* start STORED RECORDS *
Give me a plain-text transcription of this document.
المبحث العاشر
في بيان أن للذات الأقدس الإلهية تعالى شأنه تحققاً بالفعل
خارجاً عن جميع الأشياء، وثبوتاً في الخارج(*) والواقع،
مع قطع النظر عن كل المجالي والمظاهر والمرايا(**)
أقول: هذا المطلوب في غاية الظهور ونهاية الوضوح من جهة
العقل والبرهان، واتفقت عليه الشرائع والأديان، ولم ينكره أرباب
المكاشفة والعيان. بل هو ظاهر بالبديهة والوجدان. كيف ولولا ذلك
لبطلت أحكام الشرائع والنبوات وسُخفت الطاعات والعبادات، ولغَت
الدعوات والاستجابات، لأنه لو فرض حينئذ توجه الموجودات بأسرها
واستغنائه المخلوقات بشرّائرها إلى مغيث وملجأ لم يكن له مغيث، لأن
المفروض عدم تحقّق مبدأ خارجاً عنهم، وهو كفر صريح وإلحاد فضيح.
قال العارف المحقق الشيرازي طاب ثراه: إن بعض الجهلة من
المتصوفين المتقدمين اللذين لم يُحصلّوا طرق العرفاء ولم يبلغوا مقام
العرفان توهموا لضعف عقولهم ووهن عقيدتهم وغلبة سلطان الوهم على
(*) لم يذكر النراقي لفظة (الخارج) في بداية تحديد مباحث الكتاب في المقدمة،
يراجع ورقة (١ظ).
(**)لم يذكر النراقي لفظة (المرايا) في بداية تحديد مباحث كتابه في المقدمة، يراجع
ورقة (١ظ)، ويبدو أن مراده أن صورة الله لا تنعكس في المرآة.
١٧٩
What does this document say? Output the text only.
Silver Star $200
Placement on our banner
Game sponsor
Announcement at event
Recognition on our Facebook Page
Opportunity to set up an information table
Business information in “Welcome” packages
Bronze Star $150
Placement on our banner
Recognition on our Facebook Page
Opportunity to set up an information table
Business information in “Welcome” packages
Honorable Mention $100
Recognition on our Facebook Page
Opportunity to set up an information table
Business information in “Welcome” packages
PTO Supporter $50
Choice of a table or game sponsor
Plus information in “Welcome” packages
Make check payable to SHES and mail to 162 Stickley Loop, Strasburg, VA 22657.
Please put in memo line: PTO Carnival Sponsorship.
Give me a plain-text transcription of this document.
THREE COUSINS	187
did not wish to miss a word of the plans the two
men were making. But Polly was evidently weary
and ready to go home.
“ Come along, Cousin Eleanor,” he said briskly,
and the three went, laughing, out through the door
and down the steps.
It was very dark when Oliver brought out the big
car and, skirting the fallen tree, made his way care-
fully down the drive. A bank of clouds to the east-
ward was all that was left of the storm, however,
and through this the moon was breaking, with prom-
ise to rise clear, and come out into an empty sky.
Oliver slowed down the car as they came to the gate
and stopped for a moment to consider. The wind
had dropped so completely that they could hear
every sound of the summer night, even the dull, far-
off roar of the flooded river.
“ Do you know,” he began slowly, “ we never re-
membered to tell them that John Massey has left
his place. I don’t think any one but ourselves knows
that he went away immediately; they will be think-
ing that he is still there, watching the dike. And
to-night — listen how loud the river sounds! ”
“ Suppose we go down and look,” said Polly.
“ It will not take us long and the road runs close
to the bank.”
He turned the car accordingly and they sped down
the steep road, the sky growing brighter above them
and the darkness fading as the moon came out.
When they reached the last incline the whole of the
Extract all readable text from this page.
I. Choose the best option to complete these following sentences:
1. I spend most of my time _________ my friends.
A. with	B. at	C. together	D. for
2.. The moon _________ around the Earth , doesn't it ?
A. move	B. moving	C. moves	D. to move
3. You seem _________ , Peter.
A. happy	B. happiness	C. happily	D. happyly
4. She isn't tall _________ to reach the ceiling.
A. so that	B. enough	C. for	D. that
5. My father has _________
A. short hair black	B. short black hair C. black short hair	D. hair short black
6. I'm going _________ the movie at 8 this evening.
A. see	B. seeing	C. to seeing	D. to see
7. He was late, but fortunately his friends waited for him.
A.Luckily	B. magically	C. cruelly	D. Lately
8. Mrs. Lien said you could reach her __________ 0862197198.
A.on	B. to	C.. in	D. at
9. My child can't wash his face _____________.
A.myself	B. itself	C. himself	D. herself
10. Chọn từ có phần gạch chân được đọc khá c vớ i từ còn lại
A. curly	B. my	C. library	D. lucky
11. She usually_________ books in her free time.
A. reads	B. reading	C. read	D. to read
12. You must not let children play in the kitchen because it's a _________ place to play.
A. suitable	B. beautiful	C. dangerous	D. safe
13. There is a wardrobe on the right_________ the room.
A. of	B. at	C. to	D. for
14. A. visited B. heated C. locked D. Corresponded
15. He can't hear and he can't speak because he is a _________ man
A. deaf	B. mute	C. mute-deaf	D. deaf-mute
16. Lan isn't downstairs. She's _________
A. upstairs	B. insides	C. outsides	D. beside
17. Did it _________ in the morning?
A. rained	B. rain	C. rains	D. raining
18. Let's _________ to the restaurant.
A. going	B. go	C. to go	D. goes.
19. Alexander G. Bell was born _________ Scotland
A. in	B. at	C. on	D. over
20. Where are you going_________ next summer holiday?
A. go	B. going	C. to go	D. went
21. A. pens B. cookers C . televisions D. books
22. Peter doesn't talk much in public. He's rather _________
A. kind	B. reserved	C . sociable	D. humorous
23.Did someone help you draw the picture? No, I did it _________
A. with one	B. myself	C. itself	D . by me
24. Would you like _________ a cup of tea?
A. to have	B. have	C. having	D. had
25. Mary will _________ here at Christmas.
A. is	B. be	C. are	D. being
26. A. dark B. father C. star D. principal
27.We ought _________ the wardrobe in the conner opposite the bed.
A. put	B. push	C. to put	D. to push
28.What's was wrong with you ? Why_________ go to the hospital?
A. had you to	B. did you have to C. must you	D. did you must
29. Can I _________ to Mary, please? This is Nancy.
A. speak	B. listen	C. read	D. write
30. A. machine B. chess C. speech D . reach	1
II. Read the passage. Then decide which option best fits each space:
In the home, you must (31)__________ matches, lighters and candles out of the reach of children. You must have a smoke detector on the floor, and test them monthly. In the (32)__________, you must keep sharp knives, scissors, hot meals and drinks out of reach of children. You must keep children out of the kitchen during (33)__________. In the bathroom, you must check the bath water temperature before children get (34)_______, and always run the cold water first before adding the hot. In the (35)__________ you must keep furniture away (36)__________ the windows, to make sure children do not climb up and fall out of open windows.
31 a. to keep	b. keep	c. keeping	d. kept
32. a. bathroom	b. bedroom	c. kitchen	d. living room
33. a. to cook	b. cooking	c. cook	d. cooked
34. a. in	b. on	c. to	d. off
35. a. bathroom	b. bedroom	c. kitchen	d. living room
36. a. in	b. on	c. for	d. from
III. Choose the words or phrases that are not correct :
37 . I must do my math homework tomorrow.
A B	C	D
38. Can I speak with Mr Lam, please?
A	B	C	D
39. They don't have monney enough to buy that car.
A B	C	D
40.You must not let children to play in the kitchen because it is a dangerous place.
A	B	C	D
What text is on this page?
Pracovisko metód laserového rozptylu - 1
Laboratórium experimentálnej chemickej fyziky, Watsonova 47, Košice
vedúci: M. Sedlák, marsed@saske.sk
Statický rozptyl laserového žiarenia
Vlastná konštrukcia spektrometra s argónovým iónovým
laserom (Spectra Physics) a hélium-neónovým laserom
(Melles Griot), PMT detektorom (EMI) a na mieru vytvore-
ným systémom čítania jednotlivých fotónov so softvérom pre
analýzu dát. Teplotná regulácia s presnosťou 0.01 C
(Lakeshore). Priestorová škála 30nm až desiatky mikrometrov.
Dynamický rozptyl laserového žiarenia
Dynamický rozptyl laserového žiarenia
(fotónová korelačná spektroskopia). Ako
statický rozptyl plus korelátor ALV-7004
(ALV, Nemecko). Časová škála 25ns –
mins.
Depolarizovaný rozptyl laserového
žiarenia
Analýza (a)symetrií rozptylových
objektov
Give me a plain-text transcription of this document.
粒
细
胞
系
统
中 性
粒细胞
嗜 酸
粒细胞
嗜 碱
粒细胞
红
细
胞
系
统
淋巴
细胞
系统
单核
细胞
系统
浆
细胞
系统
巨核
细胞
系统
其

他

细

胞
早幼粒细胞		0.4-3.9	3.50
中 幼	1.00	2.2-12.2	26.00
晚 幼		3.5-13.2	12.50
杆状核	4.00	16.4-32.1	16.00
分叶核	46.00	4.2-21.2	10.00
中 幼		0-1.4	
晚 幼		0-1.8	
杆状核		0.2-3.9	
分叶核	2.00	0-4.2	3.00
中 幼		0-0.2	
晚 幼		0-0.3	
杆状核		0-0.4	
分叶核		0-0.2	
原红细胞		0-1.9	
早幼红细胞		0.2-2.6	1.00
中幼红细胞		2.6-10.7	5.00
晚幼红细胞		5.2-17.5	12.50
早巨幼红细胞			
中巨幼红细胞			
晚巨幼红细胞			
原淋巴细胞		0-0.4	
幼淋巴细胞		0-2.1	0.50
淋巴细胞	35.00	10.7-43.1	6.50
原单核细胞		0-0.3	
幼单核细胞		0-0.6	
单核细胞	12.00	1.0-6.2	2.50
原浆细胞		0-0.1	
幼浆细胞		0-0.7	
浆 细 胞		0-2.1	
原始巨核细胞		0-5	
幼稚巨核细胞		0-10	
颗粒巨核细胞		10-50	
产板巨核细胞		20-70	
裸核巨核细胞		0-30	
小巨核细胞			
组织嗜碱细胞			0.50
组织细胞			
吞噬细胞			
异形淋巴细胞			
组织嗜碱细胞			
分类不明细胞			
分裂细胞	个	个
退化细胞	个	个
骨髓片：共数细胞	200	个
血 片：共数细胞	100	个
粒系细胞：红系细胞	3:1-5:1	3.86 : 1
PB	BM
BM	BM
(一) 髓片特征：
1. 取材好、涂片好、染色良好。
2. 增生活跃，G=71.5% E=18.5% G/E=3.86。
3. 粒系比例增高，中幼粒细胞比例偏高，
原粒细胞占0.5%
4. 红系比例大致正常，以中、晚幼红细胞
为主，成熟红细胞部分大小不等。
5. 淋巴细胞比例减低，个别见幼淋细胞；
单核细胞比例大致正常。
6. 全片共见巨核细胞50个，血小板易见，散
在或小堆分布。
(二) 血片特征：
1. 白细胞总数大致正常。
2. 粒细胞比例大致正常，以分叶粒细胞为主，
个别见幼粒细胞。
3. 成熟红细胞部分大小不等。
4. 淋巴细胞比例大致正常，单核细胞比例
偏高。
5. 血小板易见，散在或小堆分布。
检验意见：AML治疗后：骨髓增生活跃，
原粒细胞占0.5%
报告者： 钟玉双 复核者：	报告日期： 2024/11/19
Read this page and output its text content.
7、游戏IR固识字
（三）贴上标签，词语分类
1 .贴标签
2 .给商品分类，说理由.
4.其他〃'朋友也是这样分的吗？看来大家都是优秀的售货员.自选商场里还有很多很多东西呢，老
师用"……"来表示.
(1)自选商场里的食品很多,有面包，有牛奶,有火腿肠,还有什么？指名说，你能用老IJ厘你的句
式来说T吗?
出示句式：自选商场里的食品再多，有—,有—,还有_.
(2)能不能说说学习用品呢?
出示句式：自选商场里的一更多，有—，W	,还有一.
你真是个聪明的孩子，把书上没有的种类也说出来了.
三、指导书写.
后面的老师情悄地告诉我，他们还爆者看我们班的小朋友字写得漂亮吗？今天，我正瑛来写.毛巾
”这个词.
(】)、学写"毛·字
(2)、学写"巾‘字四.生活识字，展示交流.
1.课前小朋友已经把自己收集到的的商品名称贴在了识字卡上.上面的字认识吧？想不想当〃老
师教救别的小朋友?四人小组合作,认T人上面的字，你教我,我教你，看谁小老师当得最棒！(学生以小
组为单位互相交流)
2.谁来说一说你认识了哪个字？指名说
* end STORED RECORDS *
▶ **WHAT THE EXERCISE ASKS**: Copy all lines from the listing that contain "wardrobe".

▶ **REPLY TO THE EXERCISE**:
13. There is a wardrobe on the right_________ the room.
27.We ought _________ the wardrobe in the conner opposite the bed.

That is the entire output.